- TASK DIRECTIONS -
Strip the pictures and reproduce the rest of the listing exactly.

- RECORDS SUPPLIED -
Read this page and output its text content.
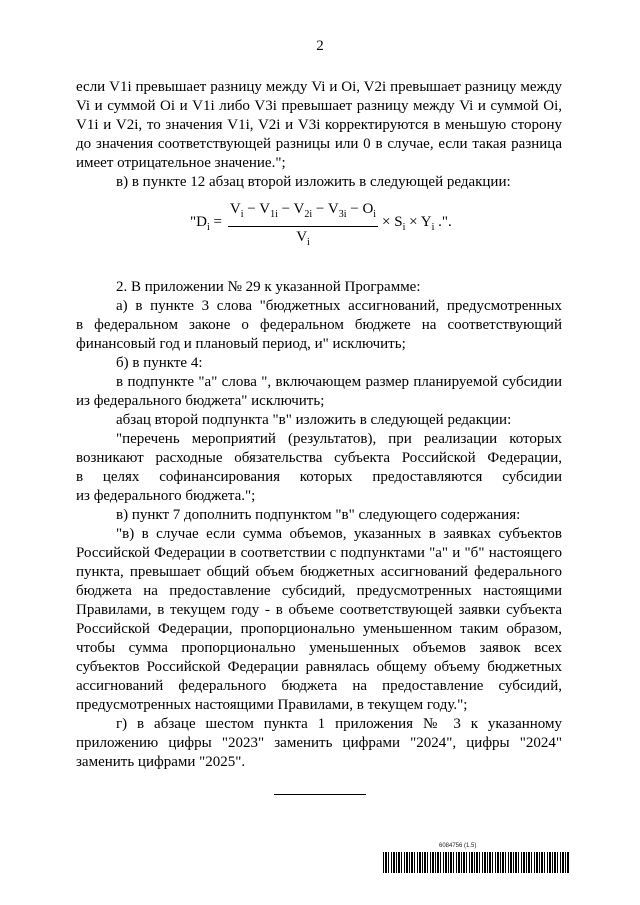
2

если V1i превышает разницу между Vi и Oi, V2i превышает разницу между

Vi и суммой Oi и V1i либо V3i превышает разницу между Vi и суммой Oi,

V1i и V2i, то значения V1i, V2i и V3i корректируются в меньшую сторону

до значения соответствующей разницы или 0 в случае, если такая разница

имеет отрицательное значение.";

в) в пункте 12 абзац второй изложить в следующей редакции:

"$D_i$ =
$V_i - V_{1i} - V_{2i} - V_{3i} - O_i$
$V_i$
× $S_i \times Y_i$ .".

2. В приложении № 29 к указанной Программе:

а) в пункте 3 слова "бюджетных ассигнований, предусмотренных

в федеральном законе о федеральном бюджете на соответствующий

финансовый год и плановый период, и" исключить;

б) в пункте 4:

в подпункте "а" слова ", включающем размер планируемой субсидии

из федерального бюджета" исключить;

абзац второй подпункта "в" изложить в следующей редакции:

"перечень мероприятий (результатов), при реализации которых

возникают расходные обязательства субъекта Российской Федерации,

в целях софинансирования которых предоставляются субсидии

из федерального бюджета.";

в) пункт 7 дополнить подпунктом "в" следующего содержания:

"в) в случае если сумма объемов, указанных в заявках субъектов

Российской Федерации в соответствии с подпунктами "а" и "б" настоящего

пункта, превышает общий объем бюджетных ассигнований федерального

бюджета на предоставление субсидий, предусмотренных настоящими

Правилами, в текущем году - в объеме соответствующей заявки субъекта

Российской Федерации, пропорционально уменьшенном таким образом,

чтобы сумма пропорционально уменьшенных объемов заявок всех

субъектов Российской Федерации равнялась общему объему бюджетных

ассигнований федерального бюджета на предоставление субсидий,

предусмотренных настоящими Правилами, в текущем году.";

г) в абзаце шестом пункта 1 приложения № 3 к указанному

приложению цифры "2023" заменить цифрами "2024", цифры "2024"

заменить цифрами "2025".

6084756 (1.5)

- EXERCISE OUTPUT -
Read this page and output its text content.
2

если V1i превышает разницу между Vi и Oi, V2i превышает разницу между

Vi и суммой Oi и V1i либо V3i превышает разницу между Vi и суммой Oi,

V1i и V2i, то значения V1i, V2i и V3i корректируются в меньшую сторону

до значения соответствующей разницы или 0 в случае, если такая разница

имеет отрицательное значение.";

в) в пункте 12 абзац второй изложить в следующей редакции:

"$D_i$ =
$V_i - V_{1i} - V_{2i} - V_{3i} - O_i$
$V_i$
× $S_i \times Y_i$ .".

2. В приложении № 29 к указанной Программе:

а) в пункте 3 слова "бюджетных ассигнований, предусмотренных

в федеральном законе о федеральном бюджете на соответствующий

финансовый год и плановый период, и" исключить;

б) в пункте 4:

в подпункте "а" слова ", включающем размер планируемой субсидии

из федерального бюджета" исключить;

абзац второй подпункта "в" изложить в следующей редакции:

"перечень мероприятий (результатов), при реализации которых

возникают расходные обязательства субъекта Российской Федерации,

в целях софинансирования которых предоставляются субсидии

из федерального бюджета.";

в) пункт 7 дополнить подпунктом "в" следующего содержания:

"в) в случае если сумма объемов, указанных в заявках субъектов

Российской Федерации в соответствии с подпунктами "а" и "б" настоящего

пункта, превышает общий объем бюджетных ассигнований федерального

бюджета на предоставление субсидий, предусмотренных настоящими

Правилами, в текущем году - в объеме соответствующей заявки субъекта

Российской Федерации, пропорционально уменьшенном таким образом,

чтобы сумма пропорционально уменьшенных объемов заявок всех

субъектов Российской Федерации равнялась общему объему бюджетных

ассигнований федерального бюджета на предоставление субсидий,

предусмотренных настоящими Правилами, в текущем году.";

г) в абзаце шестом пункта 1 приложения № 3 к указанному

приложению цифры "2023" заменить цифрами "2024", цифры "2024"

заменить цифрами "2025".

6084756 (1.5)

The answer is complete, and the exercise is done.